───── STORED ROWS ─────

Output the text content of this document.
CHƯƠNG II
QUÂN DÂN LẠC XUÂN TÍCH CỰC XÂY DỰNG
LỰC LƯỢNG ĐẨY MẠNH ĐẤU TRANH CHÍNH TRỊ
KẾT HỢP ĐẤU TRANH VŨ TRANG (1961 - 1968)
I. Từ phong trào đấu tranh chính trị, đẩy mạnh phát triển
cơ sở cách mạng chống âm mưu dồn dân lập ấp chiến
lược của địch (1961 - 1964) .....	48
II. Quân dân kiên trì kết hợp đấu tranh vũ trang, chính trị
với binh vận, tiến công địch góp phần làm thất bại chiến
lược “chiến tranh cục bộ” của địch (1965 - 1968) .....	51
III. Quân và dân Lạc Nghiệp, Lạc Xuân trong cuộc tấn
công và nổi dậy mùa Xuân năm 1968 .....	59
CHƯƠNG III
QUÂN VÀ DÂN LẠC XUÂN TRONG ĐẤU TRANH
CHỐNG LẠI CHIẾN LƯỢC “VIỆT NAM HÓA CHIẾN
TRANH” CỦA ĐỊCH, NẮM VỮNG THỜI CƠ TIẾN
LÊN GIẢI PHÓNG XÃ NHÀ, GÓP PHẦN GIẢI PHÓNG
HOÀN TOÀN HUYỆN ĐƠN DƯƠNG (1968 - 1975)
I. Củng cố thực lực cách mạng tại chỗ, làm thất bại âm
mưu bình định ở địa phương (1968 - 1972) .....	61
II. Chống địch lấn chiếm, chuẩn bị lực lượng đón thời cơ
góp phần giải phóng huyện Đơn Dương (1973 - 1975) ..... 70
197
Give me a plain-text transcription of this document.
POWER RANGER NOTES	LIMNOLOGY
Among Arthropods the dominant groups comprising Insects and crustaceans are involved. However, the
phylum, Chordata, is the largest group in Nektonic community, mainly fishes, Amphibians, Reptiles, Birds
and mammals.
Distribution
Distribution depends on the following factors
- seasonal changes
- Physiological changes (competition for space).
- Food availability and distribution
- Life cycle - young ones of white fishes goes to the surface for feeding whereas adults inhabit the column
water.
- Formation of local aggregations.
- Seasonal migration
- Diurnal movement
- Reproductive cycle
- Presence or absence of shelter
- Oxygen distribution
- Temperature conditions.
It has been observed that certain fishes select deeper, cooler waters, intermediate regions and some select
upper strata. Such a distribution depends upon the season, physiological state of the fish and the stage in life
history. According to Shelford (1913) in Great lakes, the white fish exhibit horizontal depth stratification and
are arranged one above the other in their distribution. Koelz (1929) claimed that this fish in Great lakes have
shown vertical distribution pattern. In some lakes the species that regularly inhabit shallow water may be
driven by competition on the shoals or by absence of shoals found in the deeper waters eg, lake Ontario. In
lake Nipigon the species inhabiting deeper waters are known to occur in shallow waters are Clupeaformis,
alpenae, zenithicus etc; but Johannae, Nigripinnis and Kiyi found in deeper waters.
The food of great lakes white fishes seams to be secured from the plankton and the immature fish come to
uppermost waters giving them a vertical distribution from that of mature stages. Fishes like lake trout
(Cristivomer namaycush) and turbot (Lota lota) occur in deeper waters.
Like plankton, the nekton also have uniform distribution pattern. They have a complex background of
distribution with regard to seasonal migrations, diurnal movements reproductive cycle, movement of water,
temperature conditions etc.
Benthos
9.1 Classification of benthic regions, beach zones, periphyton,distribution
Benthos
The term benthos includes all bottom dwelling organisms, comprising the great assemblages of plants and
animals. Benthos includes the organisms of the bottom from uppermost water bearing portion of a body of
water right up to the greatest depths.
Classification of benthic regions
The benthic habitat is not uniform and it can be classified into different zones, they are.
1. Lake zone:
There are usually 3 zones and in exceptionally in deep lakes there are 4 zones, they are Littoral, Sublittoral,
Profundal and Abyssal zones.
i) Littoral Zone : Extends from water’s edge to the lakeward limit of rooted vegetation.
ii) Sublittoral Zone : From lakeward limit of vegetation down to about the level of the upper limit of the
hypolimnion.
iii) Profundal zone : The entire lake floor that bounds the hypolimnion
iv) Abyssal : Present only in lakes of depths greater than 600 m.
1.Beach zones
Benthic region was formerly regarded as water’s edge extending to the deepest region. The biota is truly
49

─────

PROBLEM TO SOLVE:
Look over the material above and show each line where "comprising" appears.

COMPLETE RESPONSE:
Among Arthropods the dominant groups comprising Insects and crustaceans are involved. However, the
The term benthos includes all bottom dwelling organisms, comprising the great assemblages of plants and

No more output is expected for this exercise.